[start]

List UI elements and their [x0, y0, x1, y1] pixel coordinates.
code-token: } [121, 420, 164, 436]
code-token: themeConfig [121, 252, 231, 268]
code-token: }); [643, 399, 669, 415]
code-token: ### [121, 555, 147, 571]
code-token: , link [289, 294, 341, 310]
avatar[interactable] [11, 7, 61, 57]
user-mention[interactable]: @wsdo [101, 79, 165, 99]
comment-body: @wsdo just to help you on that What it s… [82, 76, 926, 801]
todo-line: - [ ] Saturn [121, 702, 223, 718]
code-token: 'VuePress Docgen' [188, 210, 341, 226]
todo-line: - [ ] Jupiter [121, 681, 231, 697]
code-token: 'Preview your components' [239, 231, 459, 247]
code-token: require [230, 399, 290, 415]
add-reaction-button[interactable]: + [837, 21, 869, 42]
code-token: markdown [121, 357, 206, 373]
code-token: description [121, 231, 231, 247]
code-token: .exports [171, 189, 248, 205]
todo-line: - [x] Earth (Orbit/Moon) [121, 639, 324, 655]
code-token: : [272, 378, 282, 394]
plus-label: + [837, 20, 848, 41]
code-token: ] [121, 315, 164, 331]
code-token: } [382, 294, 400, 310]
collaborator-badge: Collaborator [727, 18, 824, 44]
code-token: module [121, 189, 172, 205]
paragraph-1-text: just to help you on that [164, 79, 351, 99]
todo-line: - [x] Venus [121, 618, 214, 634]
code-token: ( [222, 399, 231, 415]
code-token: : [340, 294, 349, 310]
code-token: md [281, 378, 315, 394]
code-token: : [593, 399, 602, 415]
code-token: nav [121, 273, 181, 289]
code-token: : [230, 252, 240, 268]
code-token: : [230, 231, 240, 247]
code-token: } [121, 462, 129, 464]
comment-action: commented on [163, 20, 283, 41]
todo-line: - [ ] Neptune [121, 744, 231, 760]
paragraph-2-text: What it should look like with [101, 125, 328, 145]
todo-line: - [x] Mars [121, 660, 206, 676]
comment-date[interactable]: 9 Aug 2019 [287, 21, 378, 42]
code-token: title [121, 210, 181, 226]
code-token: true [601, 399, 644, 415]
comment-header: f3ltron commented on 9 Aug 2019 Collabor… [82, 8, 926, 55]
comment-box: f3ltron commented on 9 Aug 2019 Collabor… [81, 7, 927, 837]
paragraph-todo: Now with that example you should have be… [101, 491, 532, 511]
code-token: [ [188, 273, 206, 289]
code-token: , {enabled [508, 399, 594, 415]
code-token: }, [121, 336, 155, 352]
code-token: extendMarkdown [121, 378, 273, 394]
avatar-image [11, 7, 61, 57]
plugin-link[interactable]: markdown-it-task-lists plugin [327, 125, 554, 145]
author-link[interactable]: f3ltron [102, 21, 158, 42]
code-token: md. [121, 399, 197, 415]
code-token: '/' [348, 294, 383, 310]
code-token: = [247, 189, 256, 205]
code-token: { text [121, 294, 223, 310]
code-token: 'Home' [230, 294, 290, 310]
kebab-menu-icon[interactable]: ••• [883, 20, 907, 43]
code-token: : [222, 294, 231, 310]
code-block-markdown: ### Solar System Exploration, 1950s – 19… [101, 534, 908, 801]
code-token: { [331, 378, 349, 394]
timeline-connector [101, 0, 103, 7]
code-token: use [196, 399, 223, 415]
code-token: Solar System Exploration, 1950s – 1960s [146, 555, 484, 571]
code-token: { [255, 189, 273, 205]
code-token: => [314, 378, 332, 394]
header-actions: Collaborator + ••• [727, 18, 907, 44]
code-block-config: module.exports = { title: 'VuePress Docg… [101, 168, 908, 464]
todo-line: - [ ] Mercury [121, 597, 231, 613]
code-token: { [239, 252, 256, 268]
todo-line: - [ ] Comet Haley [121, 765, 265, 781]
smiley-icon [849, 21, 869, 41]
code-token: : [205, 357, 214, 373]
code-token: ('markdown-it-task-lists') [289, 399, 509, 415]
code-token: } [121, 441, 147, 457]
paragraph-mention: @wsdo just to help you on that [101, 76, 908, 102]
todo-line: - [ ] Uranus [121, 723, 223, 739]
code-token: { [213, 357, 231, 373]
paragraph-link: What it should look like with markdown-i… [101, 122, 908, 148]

[end]

▶ [TASK] Copy out the material above line for line, with nothing altered.

▶ [TASK ANSWER]
List UI elements and their [x0, y0, x1, y1] pixel coordinates.
code-token: } [121, 420, 164, 436]
code-token: themeConfig [121, 252, 231, 268]
code-token: }); [643, 399, 669, 415]
code-token: ### [121, 555, 147, 571]
code-token: , link [289, 294, 341, 310]
avatar[interactable] [11, 7, 61, 57]
user-mention[interactable]: @wsdo [101, 79, 165, 99]
comment-body: @wsdo just to help you on that What it s… [82, 76, 926, 801]
todo-line: - [ ] Saturn [121, 702, 223, 718]
code-token: 'VuePress Docgen' [188, 210, 341, 226]
todo-line: - [ ] Jupiter [121, 681, 231, 697]
code-token: 'Preview your components' [239, 231, 459, 247]
code-token: require [230, 399, 290, 415]
add-reaction-button[interactable]: + [837, 21, 869, 42]
code-token: markdown [121, 357, 206, 373]
code-token: description [121, 231, 231, 247]
code-token: .exports [171, 189, 248, 205]
todo-line: - [x] Earth (Orbit/Moon) [121, 639, 324, 655]
code-token: : [272, 378, 282, 394]
plus-label: + [837, 20, 848, 41]
code-token: ] [121, 315, 164, 331]
code-token: } [382, 294, 400, 310]
collaborator-badge: Collaborator [727, 18, 824, 44]
code-token: module [121, 189, 172, 205]
paragraph-1-text: just to help you on that [164, 79, 351, 99]
todo-line: - [x] Venus [121, 618, 214, 634]
code-token: ( [222, 399, 231, 415]
code-token: : [340, 294, 349, 310]
code-token: md [281, 378, 315, 394]
code-token: : [593, 399, 602, 415]
code-token: nav [121, 273, 181, 289]
code-token: : [230, 252, 240, 268]
code-token: : [230, 231, 240, 247]
code-token: } [121, 462, 129, 464]
comment-action: commented on [163, 20, 283, 41]
todo-line: - [ ] Neptune [121, 744, 231, 760]
paragraph-2-text: What it should look like with [101, 125, 328, 145]
todo-line: - [x] Mars [121, 660, 206, 676]
comment-date[interactable]: 9 Aug 2019 [287, 21, 378, 42]
code-token: title [121, 210, 181, 226]
code-token: true [601, 399, 644, 415]
comment-header: f3ltron commented on 9 Aug 2019 Collabor… [82, 8, 926, 55]
comment-box: f3ltron commented on 9 Aug 2019 Collabor… [81, 7, 927, 837]
paragraph-todo: Now with that example you should have be… [101, 491, 532, 511]
code-token: [ [188, 273, 206, 289]
code-token: , {enabled [508, 399, 594, 415]
code-token: }, [121, 336, 155, 352]
code-token: extendMarkdown [121, 378, 273, 394]
avatar-image [11, 7, 61, 57]
plugin-link[interactable]: markdown-it-task-lists plugin [327, 125, 554, 145]
author-link[interactable]: f3ltron [102, 21, 158, 42]
code-token: md. [121, 399, 197, 415]
code-token: '/' [348, 294, 383, 310]
code-token: = [247, 189, 256, 205]
code-token: { text [121, 294, 223, 310]
code-token: 'Home' [230, 294, 290, 310]
kebab-menu-icon[interactable]: ••• [883, 20, 907, 43]
code-token: : [222, 294, 231, 310]
code-block-markdown: ### Solar System Exploration, 1950s – 19… [101, 534, 908, 801]
code-token: { [331, 378, 349, 394]
timeline-connector [101, 0, 103, 7]
code-token: use [196, 399, 223, 415]
code-token: Solar System Exploration, 1950s – 1960s [146, 555, 484, 571]
code-token: { [255, 189, 273, 205]
code-token: => [314, 378, 332, 394]
header-actions: Collaborator + ••• [727, 18, 907, 44]
code-block-config: module.exports = { title: 'VuePress Docg… [101, 168, 908, 464]
todo-line: - [ ] Mercury [121, 597, 231, 613]
code-token: { [239, 252, 256, 268]
todo-line: - [ ] Comet Haley [121, 765, 265, 781]
smiley-icon [849, 21, 869, 41]
code-token: : [205, 357, 214, 373]
code-token: ('markdown-it-task-lists') [289, 399, 509, 415]
code-token: } [121, 441, 147, 457]
paragraph-mention: @wsdo just to help you on that [101, 76, 908, 102]
todo-line: - [ ] Uranus [121, 723, 223, 739]
code-token: { [213, 357, 231, 373]
paragraph-link: What it should look like with markdown-i… [101, 122, 908, 148]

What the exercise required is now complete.